* _Stated problem_
Can you retype every record below exactly as written?

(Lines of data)
-- Start --

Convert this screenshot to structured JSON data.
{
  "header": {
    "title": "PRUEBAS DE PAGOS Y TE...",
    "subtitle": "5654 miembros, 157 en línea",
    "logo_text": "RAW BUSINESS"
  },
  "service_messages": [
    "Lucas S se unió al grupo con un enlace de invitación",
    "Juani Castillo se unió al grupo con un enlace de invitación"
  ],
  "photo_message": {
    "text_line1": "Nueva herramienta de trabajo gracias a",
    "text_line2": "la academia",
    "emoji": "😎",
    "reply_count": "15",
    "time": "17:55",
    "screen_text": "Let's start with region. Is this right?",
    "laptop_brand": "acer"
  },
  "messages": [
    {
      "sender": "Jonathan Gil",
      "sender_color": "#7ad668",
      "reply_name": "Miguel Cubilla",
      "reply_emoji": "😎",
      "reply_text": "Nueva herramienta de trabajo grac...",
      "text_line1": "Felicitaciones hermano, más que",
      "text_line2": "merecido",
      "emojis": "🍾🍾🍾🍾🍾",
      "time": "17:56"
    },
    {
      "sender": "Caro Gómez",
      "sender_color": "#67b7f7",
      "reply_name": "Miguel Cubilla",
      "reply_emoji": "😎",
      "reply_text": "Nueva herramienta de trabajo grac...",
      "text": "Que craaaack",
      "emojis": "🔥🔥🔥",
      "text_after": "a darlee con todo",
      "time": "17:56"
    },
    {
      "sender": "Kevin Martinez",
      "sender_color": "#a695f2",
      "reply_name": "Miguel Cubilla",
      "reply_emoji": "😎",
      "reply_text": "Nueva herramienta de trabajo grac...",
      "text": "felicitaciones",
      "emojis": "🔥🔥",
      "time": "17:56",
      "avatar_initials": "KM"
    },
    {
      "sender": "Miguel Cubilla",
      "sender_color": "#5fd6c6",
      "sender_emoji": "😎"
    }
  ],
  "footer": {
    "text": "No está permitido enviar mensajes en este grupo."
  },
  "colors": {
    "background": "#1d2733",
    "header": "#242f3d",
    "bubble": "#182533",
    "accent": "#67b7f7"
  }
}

-- End --

* _Solution_
Convert this screenshot to structured JSON data.
{
  "header": {
    "title": "PRUEBAS DE PAGOS Y TE...",
    "subtitle": "5654 miembros, 157 en línea",
    "logo_text": "RAW BUSINESS"
  },
  "service_messages": [
    "Lucas S se unió al grupo con un enlace de invitación",
    "Juani Castillo se unió al grupo con un enlace de invitación"
  ],
  "photo_message": {
    "text_line1": "Nueva herramienta de trabajo gracias a",
    "text_line2": "la academia",
    "emoji": "😎",
    "reply_count": "15",
    "time": "17:55",
    "screen_text": "Let's start with region. Is this right?",
    "laptop_brand": "acer"
  },
  "messages": [
    {
      "sender": "Jonathan Gil",
      "sender_color": "#7ad668",
      "reply_name": "Miguel Cubilla",
      "reply_emoji": "😎",
      "reply_text": "Nueva herramienta de trabajo grac...",
      "text_line1": "Felicitaciones hermano, más que",
      "text_line2": "merecido",
      "emojis": "🍾🍾🍾🍾🍾",
      "time": "17:56"
    },
    {
      "sender": "Caro Gómez",
      "sender_color": "#67b7f7",
      "reply_name": "Miguel Cubilla",
      "reply_emoji": "😎",
      "reply_text": "Nueva herramienta de trabajo grac...",
      "text": "Que craaaack",
      "emojis": "🔥🔥🔥",
      "text_after": "a darlee con todo",
      "time": "17:56"
    },
    {
      "sender": "Kevin Martinez",
      "sender_color": "#a695f2",
      "reply_name": "Miguel Cubilla",
      "reply_emoji": "😎",
      "reply_text": "Nueva herramienta de trabajo grac...",
      "text": "felicitaciones",
      "emojis": "🔥🔥",
      "time": "17:56",
      "avatar_initials": "KM"
    },
    {
      "sender": "Miguel Cubilla",
      "sender_color": "#5fd6c6",
      "sender_emoji": "😎"
    }
  ],
  "footer": {
    "text": "No está permitido enviar mensajes en este grupo."
  },
  "colors": {
    "background": "#1d2733",
    "header": "#242f3d",
    "bubble": "#182533",
    "accent": "#67b7f7"
  }
}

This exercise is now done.